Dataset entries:
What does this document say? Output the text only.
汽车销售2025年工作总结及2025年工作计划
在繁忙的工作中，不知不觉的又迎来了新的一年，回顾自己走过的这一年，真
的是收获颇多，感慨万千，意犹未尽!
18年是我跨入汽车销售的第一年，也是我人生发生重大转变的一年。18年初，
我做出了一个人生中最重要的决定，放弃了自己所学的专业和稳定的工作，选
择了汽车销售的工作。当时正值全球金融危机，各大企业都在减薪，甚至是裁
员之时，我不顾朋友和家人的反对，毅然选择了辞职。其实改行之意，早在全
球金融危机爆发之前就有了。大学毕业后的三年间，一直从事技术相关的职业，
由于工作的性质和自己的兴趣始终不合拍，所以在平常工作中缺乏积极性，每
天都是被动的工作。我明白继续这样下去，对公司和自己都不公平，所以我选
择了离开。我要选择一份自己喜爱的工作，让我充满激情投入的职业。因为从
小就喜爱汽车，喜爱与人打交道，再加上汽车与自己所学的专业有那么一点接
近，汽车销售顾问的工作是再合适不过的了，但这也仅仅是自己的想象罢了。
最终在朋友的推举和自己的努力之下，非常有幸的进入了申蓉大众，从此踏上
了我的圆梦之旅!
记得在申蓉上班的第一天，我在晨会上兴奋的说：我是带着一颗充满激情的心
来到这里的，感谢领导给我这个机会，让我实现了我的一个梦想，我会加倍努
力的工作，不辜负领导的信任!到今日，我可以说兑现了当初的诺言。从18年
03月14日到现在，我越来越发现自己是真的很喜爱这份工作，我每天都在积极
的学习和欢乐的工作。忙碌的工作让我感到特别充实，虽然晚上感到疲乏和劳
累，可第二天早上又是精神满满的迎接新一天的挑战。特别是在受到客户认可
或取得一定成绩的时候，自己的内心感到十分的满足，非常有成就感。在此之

What is being asked: Give the records above again, word for word.

The result:
What does this document say? Output the text only.
汽车销售2025年工作总结及2025年工作计划
在繁忙的工作中，不知不觉的又迎来了新的一年，回顾自己走过的这一年，真
的是收获颇多，感慨万千，意犹未尽!
18年是我跨入汽车销售的第一年，也是我人生发生重大转变的一年。18年初，
我做出了一个人生中最重要的决定，放弃了自己所学的专业和稳定的工作，选
择了汽车销售的工作。当时正值全球金融危机，各大企业都在减薪，甚至是裁
员之时，我不顾朋友和家人的反对，毅然选择了辞职。其实改行之意，早在全
球金融危机爆发之前就有了。大学毕业后的三年间，一直从事技术相关的职业，
由于工作的性质和自己的兴趣始终不合拍，所以在平常工作中缺乏积极性，每
天都是被动的工作。我明白继续这样下去，对公司和自己都不公平，所以我选
择了离开。我要选择一份自己喜爱的工作，让我充满激情投入的职业。因为从
小就喜爱汽车，喜爱与人打交道，再加上汽车与自己所学的专业有那么一点接
近，汽车销售顾问的工作是再合适不过的了，但这也仅仅是自己的想象罢了。
最终在朋友的推举和自己的努力之下，非常有幸的进入了申蓉大众，从此踏上
了我的圆梦之旅!
记得在申蓉上班的第一天，我在晨会上兴奋的说：我是带着一颗充满激情的心
来到这里的，感谢领导给我这个机会，让我实现了我的一个梦想，我会加倍努
力的工作，不辜负领导的信任!到今日，我可以说兑现了当初的诺言。从18年
03月14日到现在，我越来越发现自己是真的很喜爱这份工作，我每天都在积极
的学习和欢乐的工作。忙碌的工作让我感到特别充实，虽然晚上感到疲乏和劳
累，可第二天早上又是精神满满的迎接新一天的挑战。特别是在受到客户认可
或取得一定成绩的时候，自己的内心感到十分的满足，非常有成就感。在此之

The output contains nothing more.